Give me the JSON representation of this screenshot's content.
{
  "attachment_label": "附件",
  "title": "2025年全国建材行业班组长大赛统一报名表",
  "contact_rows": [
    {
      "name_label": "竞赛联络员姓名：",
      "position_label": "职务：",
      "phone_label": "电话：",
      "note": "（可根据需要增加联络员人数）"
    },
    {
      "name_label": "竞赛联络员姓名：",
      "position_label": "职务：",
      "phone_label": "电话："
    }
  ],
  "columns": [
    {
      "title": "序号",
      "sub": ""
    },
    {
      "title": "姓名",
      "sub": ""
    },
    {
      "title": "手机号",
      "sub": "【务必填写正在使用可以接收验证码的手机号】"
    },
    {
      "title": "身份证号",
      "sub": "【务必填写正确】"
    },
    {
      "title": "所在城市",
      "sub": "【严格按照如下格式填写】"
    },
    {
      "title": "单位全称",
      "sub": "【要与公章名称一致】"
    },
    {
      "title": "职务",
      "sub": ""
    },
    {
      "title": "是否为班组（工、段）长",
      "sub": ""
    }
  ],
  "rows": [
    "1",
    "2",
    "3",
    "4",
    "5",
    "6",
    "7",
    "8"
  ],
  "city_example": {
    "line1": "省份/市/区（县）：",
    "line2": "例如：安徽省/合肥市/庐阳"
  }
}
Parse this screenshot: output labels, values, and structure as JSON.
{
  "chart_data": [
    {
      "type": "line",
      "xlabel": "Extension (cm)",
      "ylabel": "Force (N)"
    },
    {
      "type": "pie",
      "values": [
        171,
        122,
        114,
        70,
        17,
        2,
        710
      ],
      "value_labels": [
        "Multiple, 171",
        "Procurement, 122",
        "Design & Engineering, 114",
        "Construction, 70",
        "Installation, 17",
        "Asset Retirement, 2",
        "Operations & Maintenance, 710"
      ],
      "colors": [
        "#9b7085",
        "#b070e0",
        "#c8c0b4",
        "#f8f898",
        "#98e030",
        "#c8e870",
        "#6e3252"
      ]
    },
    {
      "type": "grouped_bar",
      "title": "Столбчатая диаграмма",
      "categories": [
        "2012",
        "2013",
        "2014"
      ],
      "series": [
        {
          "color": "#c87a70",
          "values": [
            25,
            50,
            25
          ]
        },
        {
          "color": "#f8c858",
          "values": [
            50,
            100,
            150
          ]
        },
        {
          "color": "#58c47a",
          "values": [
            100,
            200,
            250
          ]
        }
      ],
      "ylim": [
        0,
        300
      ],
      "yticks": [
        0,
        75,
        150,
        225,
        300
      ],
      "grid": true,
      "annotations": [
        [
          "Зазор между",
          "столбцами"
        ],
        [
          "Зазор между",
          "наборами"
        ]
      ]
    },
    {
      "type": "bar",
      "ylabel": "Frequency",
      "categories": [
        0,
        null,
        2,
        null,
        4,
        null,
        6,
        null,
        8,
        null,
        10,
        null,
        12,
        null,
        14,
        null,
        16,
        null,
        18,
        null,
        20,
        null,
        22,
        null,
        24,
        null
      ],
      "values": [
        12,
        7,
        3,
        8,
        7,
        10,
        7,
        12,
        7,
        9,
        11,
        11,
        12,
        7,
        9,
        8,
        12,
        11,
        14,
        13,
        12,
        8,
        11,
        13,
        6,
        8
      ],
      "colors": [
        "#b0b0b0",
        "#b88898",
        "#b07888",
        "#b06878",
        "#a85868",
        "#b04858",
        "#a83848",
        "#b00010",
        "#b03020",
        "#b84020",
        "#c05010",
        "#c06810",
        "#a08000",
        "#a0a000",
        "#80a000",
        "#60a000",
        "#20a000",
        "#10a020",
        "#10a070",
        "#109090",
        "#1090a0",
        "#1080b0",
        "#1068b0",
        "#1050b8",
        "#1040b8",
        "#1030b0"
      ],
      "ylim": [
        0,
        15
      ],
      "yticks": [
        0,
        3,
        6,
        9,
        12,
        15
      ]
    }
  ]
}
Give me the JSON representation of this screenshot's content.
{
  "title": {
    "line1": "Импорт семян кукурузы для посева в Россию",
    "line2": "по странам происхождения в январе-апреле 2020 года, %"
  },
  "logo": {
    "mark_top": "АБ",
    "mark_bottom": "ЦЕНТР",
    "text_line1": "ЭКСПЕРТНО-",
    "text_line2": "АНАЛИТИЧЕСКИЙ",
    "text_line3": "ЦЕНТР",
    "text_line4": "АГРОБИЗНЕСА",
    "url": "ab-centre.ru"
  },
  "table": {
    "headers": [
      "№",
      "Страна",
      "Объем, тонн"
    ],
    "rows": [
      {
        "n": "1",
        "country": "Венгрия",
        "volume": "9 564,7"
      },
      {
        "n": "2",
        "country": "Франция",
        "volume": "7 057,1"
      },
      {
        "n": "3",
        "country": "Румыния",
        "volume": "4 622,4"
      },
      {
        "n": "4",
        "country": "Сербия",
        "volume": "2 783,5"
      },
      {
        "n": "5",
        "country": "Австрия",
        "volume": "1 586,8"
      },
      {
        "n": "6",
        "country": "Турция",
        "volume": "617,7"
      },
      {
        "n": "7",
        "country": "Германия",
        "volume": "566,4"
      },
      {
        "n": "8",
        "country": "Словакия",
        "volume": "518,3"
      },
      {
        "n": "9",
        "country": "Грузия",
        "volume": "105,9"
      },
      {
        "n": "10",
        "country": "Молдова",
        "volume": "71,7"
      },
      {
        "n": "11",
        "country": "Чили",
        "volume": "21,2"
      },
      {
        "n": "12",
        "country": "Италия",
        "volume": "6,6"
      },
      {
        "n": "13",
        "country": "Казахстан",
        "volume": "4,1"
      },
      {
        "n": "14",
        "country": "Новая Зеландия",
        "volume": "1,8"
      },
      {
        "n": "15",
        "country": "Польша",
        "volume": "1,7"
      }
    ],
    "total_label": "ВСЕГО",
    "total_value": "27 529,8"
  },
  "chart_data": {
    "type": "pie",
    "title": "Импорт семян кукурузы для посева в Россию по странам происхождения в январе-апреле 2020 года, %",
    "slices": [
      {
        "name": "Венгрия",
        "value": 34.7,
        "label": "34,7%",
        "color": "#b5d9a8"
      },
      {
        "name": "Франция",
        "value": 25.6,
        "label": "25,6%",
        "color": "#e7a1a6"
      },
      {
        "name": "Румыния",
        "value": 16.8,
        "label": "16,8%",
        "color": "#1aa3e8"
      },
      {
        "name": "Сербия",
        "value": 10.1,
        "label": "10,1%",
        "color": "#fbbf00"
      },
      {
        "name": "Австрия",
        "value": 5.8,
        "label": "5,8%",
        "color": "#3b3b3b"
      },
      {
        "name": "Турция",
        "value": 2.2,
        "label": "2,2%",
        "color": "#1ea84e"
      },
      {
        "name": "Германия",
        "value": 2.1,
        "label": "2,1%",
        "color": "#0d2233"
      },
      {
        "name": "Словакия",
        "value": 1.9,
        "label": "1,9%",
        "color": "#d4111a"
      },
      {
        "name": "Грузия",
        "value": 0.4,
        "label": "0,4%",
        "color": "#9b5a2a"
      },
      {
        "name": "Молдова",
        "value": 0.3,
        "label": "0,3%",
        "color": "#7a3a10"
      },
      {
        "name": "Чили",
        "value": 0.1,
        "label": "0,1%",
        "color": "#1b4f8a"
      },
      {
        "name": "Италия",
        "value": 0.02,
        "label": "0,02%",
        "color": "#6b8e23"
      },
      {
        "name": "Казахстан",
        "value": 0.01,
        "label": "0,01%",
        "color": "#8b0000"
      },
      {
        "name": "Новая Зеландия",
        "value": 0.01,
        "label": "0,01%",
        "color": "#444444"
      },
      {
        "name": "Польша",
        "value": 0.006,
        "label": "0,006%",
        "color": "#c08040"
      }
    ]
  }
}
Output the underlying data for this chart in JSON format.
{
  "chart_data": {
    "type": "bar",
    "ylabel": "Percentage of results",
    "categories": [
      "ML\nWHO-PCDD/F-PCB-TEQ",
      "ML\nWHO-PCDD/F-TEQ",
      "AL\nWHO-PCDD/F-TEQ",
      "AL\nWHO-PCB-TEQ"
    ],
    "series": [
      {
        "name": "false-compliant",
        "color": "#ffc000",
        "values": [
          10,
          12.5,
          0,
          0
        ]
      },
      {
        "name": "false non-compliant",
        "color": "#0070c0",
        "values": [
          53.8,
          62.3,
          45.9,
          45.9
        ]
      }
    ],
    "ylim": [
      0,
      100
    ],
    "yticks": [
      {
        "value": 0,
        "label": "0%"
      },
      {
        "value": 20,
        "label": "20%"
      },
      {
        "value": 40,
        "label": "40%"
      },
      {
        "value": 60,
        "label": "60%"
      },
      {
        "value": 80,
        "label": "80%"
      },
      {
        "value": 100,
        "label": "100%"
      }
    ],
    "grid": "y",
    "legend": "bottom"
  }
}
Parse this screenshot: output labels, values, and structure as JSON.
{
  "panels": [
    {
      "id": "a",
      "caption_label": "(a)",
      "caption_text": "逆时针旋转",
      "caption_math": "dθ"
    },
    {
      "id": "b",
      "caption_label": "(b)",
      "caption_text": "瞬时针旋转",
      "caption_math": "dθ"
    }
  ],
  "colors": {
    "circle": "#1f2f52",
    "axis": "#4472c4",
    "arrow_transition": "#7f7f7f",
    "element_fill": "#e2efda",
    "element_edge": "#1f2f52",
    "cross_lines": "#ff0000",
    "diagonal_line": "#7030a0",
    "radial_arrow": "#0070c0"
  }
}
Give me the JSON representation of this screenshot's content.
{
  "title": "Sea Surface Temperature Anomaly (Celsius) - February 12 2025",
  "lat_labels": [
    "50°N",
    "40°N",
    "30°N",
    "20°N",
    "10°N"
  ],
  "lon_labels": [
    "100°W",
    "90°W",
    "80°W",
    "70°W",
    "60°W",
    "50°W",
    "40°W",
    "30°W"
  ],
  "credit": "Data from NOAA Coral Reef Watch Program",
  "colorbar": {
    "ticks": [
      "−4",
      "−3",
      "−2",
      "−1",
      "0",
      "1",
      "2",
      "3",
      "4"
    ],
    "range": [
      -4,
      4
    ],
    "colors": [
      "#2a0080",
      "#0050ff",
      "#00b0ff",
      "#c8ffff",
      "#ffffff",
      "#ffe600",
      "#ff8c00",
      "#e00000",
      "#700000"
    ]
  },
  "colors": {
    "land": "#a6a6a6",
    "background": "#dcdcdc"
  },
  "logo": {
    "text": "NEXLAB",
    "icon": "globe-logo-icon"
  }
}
──────
Exercise goal> Copy each line of the data above that holds "кукурузы".

Exercise result>
    "line1": "Импорт семян кукурузы для посева в Россию",
    "title": "Импорт семян кукурузы для посева в Россию по странам происхождения в январе-апреле 2020 года, %",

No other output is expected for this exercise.